## Start
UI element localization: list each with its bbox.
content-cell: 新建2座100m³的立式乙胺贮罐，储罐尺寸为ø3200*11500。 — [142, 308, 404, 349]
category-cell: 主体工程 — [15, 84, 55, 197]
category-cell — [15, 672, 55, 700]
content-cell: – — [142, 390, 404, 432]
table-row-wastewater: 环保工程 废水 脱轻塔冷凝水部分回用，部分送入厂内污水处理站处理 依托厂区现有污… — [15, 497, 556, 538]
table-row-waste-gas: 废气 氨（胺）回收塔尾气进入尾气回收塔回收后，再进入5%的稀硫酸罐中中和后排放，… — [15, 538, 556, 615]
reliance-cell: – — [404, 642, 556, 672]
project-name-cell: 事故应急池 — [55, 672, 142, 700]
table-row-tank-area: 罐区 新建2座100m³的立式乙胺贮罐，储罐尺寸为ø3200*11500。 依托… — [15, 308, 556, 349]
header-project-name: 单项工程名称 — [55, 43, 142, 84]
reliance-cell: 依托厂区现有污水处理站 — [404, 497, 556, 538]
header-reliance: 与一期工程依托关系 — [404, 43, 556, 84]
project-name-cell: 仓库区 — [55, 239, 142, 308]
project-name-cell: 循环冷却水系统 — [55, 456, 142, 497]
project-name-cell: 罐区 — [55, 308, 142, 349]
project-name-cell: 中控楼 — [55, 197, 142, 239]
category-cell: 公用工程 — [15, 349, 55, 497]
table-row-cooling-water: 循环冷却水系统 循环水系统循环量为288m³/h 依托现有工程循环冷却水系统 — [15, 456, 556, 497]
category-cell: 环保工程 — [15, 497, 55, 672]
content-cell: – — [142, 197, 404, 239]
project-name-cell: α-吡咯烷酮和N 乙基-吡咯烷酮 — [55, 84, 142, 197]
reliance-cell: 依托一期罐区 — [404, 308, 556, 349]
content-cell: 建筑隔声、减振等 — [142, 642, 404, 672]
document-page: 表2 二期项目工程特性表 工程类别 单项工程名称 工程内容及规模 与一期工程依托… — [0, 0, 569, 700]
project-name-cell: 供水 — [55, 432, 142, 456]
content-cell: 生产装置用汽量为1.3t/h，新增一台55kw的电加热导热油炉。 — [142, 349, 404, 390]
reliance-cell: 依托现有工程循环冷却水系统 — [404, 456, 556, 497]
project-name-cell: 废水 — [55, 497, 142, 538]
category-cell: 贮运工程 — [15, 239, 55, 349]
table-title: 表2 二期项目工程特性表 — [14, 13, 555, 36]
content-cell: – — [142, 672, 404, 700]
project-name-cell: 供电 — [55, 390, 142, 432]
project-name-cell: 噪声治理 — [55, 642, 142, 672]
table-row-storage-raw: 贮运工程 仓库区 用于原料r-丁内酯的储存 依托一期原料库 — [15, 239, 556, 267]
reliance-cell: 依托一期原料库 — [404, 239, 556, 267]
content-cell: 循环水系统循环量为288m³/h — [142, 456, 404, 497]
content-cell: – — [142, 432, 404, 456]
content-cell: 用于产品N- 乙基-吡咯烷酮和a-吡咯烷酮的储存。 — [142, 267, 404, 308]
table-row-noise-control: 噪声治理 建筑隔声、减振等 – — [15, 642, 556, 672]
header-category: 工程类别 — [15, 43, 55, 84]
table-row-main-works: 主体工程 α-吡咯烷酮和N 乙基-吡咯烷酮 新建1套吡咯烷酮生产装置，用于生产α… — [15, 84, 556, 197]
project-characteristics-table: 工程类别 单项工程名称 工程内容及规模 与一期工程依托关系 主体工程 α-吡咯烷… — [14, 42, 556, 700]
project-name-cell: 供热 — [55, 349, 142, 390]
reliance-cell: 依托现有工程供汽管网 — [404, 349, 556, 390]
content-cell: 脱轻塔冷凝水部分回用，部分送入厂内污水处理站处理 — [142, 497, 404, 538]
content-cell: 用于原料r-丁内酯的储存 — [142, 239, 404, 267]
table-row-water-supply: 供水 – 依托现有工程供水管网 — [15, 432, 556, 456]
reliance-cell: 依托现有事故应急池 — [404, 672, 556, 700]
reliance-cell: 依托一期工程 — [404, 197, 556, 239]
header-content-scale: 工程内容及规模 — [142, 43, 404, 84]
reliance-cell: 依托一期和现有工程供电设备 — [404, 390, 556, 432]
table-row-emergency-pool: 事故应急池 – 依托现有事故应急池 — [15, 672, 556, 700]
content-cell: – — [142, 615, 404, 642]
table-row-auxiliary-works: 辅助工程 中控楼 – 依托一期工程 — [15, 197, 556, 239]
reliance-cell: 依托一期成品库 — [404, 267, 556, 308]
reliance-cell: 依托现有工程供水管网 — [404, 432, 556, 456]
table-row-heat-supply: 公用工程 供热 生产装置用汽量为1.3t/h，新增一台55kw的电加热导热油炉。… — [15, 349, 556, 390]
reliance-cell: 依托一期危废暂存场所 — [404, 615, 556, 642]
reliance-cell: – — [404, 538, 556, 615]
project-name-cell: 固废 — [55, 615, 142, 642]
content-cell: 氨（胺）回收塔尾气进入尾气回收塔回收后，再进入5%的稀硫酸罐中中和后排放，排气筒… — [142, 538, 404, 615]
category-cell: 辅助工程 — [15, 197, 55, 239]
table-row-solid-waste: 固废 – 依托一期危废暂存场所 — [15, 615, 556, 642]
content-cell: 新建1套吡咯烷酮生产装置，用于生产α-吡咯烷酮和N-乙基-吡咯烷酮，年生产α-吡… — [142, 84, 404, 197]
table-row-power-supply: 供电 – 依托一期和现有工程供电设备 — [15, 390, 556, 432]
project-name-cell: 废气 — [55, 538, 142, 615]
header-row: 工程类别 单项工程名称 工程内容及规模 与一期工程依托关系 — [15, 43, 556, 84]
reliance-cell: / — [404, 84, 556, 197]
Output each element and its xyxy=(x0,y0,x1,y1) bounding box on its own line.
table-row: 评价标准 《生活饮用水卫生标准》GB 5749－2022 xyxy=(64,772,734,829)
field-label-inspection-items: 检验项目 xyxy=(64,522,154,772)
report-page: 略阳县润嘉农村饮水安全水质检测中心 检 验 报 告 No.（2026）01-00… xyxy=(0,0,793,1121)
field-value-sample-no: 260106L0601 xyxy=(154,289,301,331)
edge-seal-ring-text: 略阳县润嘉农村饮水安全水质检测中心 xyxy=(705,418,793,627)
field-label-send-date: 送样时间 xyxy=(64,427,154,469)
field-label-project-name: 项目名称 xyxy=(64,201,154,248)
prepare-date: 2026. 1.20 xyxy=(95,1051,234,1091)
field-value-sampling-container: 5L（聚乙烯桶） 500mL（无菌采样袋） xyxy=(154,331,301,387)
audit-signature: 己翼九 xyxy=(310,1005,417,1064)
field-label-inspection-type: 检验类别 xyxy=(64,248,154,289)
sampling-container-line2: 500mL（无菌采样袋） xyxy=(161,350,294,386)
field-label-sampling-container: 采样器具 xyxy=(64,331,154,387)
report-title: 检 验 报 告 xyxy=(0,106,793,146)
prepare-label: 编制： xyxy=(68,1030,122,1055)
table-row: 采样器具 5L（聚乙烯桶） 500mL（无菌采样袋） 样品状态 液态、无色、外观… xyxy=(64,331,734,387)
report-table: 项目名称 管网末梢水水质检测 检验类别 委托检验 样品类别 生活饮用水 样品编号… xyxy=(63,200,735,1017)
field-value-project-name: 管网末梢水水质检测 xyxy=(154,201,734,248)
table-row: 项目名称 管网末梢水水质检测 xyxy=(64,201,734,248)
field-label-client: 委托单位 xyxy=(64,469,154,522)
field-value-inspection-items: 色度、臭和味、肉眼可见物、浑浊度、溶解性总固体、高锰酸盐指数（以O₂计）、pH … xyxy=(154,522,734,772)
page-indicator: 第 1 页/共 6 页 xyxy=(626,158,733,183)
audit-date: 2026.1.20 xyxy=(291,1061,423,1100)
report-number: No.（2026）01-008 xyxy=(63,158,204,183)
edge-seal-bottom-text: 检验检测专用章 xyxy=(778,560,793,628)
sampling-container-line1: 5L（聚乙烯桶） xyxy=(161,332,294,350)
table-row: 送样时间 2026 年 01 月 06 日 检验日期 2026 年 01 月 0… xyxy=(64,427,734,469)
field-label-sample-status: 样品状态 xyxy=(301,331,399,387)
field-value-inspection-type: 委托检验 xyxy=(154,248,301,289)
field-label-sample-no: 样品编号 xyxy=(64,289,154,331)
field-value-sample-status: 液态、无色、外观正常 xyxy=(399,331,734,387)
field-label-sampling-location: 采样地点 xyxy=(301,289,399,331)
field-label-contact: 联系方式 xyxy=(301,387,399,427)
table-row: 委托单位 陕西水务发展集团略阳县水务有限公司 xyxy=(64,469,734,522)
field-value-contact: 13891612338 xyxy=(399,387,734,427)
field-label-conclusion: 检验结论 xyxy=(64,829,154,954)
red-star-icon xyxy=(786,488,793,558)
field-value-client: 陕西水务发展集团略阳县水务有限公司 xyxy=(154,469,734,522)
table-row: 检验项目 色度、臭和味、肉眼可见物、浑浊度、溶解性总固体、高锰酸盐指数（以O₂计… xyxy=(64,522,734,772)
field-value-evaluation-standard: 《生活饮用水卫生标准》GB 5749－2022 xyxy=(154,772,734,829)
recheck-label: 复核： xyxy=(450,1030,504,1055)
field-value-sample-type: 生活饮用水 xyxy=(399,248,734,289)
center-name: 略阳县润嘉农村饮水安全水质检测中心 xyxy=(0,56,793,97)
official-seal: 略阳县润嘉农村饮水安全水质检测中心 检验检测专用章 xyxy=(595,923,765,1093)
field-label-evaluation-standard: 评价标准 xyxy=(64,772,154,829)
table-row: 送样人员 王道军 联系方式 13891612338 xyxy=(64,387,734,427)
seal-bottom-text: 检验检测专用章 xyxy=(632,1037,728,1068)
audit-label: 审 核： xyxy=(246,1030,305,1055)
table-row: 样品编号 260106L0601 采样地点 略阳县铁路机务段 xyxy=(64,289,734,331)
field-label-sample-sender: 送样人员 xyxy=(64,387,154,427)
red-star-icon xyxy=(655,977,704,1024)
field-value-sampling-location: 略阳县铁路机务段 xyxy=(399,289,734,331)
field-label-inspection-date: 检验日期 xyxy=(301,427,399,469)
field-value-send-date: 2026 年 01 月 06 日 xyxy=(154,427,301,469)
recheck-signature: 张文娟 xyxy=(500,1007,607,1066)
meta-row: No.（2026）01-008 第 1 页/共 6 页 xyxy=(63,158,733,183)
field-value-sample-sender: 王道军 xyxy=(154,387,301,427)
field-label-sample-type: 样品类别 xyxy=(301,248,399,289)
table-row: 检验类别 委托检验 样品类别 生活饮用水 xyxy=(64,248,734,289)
## End
Recast the listing, from its first line through the line containing "header-reliance: 与一期工程依托关系 —", as a JSON list of strings with one string per line and blank lines left out.

[
  "UI element localization: list each with its bbox.",
  "content-cell: 新建2座100m³的立式乙胺贮罐，储罐尺寸为ø3200*11500。 — [142, 308, 404, 349]",
  "category-cell: 主体工程 — [15, 84, 55, 197]",
  "category-cell — [15, 672, 55, 700]",
  "content-cell: – — [142, 390, 404, 432]",
  "table-row-wastewater: 环保工程 废水 脱轻塔冷凝水部分回用，部分送入厂内污水处理站处理 依托厂区现有污… — [15, 497, 556, 538]",
  "table-row-waste-gas: 废气 氨（胺）回收塔尾气进入尾气回收塔回收后，再进入5%的稀硫酸罐中中和后排放，… — [15, 538, 556, 615]",
  "reliance-cell: – — [404, 642, 556, 672]",
  "project-name-cell: 事故应急池 — [55, 672, 142, 700]",
  "table-row-tank-area: 罐区 新建2座100m³的立式乙胺贮罐，储罐尺寸为ø3200*11500。 依托… — [15, 308, 556, 349]",
  "header-project-name: 单项工程名称 — [55, 43, 142, 84]",
  "reliance-cell: 依托厂区现有污水处理站 — [404, 497, 556, 538]",
  "header-reliance: 与一期工程依托关系 — [404, 43, 556, 84]"
]